> _Objective_
Say the number of lines containing the string "Read", and say nothing else.

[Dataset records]
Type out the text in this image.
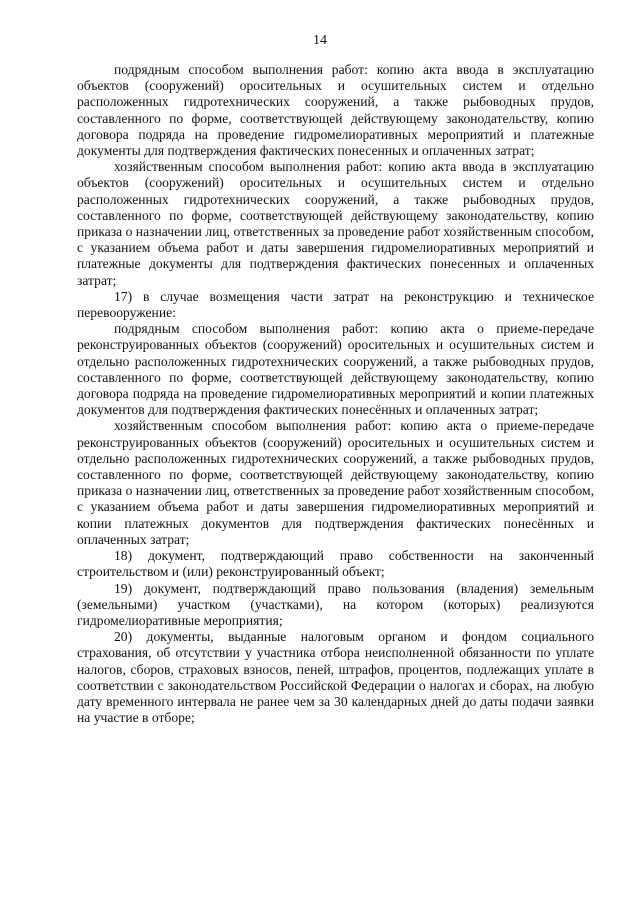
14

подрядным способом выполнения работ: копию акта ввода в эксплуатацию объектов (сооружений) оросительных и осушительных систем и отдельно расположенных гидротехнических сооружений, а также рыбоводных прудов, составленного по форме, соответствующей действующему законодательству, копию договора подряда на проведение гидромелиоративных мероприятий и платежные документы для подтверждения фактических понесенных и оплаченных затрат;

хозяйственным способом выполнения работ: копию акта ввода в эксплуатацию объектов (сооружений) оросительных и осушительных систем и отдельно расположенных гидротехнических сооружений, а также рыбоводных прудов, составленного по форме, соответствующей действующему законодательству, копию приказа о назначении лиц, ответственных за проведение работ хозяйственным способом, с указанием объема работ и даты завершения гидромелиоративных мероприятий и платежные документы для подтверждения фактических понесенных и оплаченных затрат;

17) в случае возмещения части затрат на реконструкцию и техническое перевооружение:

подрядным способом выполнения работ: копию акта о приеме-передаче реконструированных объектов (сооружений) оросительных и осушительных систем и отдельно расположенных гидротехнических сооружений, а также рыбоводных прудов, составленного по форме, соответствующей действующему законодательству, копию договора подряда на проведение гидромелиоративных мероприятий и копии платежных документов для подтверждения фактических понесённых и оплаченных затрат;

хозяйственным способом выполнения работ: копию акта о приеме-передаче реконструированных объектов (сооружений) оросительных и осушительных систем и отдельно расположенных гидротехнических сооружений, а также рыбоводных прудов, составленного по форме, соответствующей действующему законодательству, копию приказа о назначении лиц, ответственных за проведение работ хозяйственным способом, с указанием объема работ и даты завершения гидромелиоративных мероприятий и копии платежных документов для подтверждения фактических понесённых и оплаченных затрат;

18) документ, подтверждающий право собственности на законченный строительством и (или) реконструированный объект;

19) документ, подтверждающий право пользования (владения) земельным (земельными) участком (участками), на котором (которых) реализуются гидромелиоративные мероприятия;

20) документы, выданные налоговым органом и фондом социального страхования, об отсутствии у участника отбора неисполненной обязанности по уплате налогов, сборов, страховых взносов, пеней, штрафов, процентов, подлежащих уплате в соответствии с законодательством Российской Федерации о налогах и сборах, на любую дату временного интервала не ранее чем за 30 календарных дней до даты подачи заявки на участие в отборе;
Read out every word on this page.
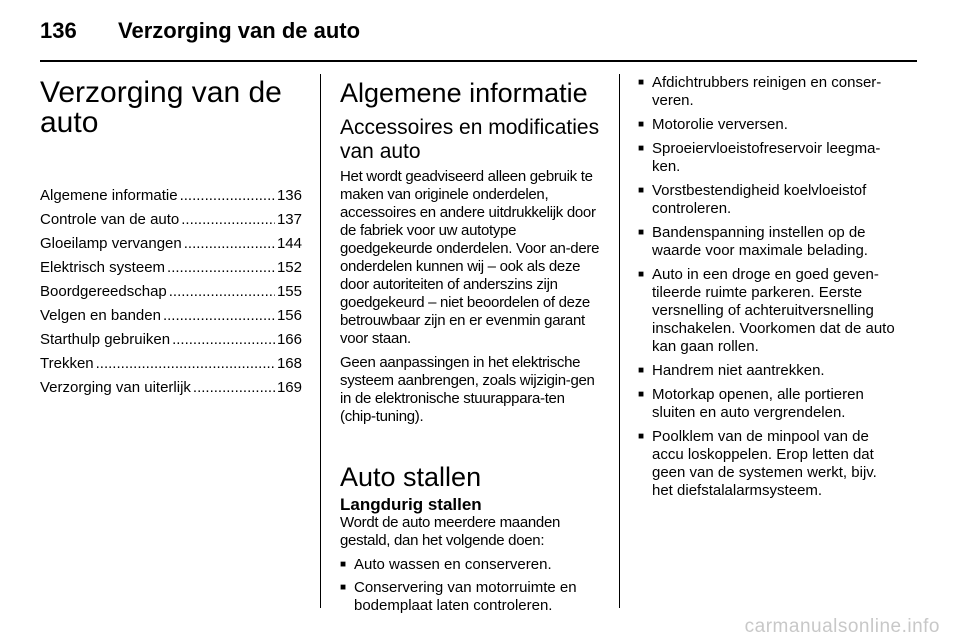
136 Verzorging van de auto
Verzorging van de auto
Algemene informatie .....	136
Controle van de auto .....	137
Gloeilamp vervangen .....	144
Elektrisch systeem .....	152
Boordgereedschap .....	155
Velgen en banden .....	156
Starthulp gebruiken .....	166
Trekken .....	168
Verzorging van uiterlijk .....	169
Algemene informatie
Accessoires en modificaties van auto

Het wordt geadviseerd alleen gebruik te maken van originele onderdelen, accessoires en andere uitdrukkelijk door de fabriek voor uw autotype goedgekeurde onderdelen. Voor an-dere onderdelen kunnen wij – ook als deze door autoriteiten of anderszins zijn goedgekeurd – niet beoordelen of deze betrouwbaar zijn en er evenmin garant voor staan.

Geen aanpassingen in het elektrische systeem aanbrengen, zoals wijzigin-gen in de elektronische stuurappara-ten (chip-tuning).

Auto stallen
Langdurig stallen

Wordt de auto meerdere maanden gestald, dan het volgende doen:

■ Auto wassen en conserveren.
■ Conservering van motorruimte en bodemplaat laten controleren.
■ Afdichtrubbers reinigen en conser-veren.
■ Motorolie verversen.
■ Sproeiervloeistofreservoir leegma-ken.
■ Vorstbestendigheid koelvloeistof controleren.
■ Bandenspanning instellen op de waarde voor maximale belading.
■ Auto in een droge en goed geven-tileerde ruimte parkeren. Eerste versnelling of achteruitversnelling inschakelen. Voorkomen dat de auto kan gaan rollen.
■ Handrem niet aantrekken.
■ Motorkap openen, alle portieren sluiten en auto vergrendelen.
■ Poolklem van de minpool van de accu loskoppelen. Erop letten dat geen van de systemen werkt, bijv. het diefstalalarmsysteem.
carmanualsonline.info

==

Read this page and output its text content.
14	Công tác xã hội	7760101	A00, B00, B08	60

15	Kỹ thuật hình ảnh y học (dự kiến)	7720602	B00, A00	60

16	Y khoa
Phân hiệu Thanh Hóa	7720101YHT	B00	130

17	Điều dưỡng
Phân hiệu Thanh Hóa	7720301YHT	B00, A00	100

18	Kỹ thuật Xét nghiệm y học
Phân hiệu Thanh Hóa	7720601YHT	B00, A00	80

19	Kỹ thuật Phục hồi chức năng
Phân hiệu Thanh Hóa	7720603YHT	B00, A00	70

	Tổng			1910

==

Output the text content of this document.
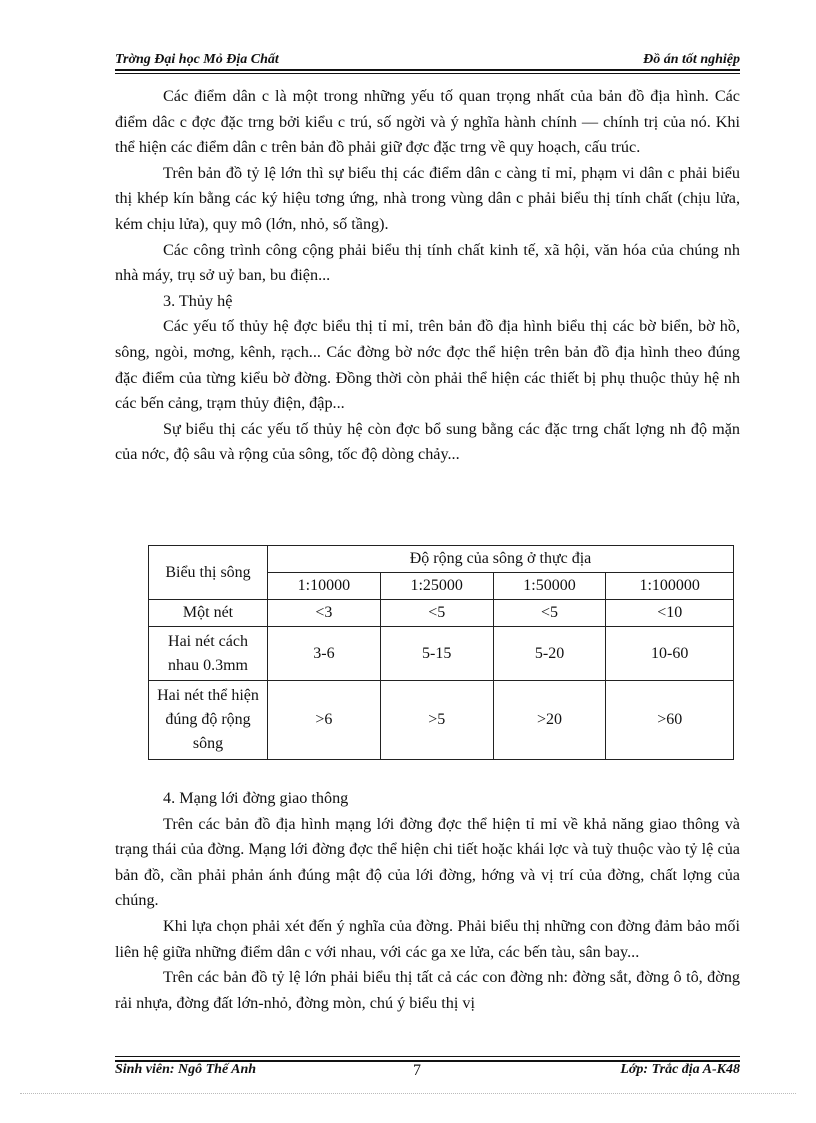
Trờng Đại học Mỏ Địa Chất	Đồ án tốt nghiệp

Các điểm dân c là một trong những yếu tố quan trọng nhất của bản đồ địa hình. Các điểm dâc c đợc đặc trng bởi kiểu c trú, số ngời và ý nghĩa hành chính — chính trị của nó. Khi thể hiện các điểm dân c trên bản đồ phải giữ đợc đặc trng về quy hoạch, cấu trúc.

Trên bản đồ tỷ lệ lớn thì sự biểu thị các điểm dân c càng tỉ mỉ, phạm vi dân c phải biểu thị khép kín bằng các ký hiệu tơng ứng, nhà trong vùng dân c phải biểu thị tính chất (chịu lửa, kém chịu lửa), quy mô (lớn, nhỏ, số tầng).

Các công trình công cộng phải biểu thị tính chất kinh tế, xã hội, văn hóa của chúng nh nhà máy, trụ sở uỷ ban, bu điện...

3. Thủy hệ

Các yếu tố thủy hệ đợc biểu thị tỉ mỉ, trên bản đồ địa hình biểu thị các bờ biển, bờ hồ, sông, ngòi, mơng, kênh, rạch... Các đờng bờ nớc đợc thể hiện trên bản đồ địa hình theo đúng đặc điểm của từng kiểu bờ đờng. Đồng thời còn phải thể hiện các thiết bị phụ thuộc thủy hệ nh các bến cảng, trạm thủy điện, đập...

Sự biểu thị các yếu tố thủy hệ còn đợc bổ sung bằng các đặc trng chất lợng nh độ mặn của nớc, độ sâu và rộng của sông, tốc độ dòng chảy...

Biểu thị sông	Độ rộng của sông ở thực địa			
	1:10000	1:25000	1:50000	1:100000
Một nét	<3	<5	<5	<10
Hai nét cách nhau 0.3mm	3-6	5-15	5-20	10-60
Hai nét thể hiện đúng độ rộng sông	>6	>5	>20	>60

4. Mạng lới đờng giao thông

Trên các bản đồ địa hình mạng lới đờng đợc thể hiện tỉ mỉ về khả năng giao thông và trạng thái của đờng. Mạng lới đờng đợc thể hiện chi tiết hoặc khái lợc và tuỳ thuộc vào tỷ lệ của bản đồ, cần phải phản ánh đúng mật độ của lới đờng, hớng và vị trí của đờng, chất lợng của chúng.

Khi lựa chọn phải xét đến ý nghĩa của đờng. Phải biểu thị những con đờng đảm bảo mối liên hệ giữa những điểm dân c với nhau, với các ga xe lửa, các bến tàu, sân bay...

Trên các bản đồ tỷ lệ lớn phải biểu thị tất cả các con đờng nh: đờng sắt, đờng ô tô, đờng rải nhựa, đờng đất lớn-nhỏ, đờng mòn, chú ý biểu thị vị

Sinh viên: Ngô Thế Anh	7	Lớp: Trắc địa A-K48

> _Answer to the exercise_
2